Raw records

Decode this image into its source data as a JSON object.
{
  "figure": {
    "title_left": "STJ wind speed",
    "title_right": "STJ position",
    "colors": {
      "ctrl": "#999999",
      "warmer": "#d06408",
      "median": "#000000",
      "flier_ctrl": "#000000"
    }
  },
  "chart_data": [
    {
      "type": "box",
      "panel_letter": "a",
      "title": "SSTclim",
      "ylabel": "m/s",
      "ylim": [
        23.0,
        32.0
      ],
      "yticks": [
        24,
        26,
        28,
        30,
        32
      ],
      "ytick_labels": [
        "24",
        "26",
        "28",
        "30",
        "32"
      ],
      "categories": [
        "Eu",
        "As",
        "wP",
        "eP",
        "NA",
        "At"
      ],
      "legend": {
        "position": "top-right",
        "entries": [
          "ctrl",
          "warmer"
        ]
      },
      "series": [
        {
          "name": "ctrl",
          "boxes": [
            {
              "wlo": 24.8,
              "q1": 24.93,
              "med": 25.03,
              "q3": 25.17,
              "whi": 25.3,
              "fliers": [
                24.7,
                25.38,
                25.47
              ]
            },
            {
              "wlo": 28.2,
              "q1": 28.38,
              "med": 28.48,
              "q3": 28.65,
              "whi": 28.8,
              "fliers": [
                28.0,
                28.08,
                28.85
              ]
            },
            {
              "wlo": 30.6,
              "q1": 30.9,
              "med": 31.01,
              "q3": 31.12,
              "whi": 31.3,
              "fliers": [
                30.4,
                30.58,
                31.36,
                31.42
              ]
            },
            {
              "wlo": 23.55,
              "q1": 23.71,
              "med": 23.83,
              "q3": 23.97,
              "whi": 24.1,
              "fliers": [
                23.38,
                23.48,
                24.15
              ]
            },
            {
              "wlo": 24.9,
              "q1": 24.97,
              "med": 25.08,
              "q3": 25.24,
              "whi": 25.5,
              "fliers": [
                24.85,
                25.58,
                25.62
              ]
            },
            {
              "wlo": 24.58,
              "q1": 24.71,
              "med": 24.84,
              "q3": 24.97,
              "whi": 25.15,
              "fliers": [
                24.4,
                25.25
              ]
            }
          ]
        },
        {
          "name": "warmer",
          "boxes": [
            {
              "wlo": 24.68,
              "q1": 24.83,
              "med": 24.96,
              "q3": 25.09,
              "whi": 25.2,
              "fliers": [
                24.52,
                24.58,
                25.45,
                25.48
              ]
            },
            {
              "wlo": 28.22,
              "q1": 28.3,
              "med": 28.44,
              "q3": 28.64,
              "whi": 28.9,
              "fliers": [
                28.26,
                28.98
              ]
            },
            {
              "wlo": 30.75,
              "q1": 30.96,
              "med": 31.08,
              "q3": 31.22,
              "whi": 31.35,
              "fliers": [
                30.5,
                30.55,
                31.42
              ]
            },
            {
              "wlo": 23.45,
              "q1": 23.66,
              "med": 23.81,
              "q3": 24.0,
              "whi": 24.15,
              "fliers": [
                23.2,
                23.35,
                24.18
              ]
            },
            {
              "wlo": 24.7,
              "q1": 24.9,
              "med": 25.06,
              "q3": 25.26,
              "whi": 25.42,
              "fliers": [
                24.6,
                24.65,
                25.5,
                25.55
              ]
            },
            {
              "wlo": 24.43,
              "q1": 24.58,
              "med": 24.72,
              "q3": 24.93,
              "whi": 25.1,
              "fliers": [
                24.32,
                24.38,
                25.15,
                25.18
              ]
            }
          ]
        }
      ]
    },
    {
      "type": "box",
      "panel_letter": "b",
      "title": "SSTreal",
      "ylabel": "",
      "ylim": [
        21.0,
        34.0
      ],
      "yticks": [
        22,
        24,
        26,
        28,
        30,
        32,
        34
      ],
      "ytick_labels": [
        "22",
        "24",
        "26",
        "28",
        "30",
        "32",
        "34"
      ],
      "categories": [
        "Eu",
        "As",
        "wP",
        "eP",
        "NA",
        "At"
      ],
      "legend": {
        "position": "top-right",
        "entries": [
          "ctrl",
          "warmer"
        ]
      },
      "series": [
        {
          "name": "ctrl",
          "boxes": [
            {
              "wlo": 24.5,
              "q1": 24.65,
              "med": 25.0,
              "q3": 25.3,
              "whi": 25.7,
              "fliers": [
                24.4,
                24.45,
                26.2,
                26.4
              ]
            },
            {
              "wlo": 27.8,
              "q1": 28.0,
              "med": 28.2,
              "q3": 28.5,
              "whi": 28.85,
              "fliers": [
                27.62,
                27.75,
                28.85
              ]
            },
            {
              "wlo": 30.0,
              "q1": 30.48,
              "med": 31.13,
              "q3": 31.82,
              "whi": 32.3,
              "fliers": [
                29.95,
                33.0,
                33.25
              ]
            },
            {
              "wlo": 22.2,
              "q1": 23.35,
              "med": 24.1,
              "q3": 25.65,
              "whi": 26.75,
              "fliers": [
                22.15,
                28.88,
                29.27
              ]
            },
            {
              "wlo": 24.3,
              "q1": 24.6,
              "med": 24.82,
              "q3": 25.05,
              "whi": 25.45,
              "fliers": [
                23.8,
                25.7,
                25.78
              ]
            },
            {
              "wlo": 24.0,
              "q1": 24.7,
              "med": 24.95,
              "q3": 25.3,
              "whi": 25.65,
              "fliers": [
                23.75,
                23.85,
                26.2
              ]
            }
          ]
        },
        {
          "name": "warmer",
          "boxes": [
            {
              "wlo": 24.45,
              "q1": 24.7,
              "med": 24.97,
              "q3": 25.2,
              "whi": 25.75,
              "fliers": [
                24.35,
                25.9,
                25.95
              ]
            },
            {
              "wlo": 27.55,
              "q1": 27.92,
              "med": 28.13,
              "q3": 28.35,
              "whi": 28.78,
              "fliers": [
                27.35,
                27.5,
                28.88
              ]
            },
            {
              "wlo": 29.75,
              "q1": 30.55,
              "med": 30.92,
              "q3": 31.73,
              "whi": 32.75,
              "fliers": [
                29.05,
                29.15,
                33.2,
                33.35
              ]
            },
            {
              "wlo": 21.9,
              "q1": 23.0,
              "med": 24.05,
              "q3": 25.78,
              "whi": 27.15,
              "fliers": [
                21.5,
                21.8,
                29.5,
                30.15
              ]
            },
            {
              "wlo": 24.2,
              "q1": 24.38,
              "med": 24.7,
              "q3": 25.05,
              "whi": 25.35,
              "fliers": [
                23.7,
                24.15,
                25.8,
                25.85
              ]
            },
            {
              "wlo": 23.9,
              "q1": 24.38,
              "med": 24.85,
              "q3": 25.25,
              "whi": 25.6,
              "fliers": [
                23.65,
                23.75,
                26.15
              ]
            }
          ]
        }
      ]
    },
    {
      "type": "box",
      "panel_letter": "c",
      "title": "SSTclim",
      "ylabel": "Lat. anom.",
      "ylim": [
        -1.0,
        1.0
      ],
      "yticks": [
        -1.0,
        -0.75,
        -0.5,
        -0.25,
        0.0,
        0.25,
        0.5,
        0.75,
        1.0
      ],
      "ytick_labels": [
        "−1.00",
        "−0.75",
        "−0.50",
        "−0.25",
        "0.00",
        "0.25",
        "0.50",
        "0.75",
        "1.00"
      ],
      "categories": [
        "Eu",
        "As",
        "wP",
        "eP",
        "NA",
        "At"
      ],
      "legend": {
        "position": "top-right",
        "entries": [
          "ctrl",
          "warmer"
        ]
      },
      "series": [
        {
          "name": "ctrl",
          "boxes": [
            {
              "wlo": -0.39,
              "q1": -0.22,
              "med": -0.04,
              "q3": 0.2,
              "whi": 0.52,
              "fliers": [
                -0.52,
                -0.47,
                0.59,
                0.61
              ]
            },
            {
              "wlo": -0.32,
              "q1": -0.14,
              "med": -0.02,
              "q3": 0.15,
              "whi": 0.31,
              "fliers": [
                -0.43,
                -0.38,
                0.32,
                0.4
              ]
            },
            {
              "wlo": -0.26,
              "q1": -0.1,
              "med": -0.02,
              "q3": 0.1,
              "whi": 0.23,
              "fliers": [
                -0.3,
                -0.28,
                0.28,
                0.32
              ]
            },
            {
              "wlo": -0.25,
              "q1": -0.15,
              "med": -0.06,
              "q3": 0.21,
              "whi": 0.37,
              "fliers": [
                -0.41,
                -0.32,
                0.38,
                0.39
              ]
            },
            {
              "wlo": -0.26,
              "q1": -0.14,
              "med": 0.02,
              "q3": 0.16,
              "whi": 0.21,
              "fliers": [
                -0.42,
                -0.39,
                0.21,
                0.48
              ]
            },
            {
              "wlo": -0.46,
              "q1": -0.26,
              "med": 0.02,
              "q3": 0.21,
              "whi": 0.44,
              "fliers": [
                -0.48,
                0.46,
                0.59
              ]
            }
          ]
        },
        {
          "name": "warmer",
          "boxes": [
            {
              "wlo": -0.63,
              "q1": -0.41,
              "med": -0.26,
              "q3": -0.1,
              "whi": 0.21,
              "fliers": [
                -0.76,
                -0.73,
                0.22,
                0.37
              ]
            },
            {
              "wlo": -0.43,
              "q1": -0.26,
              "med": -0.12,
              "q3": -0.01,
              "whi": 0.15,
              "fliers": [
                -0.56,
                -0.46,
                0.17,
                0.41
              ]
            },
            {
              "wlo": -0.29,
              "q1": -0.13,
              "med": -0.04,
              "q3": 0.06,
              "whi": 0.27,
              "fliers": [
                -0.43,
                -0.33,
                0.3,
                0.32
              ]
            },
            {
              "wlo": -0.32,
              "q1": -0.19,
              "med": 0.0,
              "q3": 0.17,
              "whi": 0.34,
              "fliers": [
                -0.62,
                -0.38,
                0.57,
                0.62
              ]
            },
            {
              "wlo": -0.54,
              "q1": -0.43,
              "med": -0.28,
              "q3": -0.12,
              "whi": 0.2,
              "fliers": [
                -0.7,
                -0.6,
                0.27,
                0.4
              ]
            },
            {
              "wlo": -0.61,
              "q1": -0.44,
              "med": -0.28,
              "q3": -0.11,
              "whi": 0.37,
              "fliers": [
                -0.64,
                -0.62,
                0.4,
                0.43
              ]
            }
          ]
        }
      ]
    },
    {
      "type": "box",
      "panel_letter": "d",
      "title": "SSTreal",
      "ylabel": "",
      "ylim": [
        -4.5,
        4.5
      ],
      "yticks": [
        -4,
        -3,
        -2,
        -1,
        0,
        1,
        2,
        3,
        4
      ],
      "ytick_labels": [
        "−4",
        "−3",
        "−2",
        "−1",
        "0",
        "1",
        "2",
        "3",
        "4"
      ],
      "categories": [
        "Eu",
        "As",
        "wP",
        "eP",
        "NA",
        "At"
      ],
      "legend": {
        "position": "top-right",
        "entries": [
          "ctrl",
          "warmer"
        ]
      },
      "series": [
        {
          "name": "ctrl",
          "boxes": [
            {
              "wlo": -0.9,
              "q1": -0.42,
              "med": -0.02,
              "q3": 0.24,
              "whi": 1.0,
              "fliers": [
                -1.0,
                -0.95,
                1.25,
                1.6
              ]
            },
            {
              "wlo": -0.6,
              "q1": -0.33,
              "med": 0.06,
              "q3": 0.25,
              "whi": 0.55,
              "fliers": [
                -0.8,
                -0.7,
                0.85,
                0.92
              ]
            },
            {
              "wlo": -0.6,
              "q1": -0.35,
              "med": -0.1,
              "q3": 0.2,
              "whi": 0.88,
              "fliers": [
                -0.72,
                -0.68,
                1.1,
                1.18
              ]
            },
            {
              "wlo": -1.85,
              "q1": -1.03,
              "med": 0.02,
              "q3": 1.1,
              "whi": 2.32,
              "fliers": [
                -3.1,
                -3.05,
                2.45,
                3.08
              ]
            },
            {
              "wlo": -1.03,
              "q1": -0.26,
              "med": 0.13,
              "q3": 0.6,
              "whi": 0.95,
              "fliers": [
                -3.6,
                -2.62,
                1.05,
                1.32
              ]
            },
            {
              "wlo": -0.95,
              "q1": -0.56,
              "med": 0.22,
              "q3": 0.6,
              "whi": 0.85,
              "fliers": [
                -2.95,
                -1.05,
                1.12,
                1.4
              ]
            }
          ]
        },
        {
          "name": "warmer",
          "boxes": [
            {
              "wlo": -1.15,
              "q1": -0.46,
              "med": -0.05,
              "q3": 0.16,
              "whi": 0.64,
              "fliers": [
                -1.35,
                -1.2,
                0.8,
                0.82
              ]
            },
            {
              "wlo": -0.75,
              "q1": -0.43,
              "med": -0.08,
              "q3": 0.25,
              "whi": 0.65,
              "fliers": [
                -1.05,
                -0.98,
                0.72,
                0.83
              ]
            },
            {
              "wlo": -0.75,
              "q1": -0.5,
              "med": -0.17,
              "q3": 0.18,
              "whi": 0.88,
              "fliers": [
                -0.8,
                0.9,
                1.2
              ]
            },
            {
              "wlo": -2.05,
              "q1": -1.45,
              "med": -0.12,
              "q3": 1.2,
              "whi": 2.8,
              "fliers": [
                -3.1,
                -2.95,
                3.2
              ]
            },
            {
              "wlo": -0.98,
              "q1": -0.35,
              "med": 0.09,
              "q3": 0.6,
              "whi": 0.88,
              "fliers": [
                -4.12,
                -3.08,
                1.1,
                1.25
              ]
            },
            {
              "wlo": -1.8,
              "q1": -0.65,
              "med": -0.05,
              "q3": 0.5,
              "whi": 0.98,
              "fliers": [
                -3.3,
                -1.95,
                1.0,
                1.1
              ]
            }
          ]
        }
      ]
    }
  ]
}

▶ **WRITTEN PROBLEM**
Give the number of lines in the listing above that contain "ylabel", and nothing else.

▶ **ANSWER FOR THE TASK**
4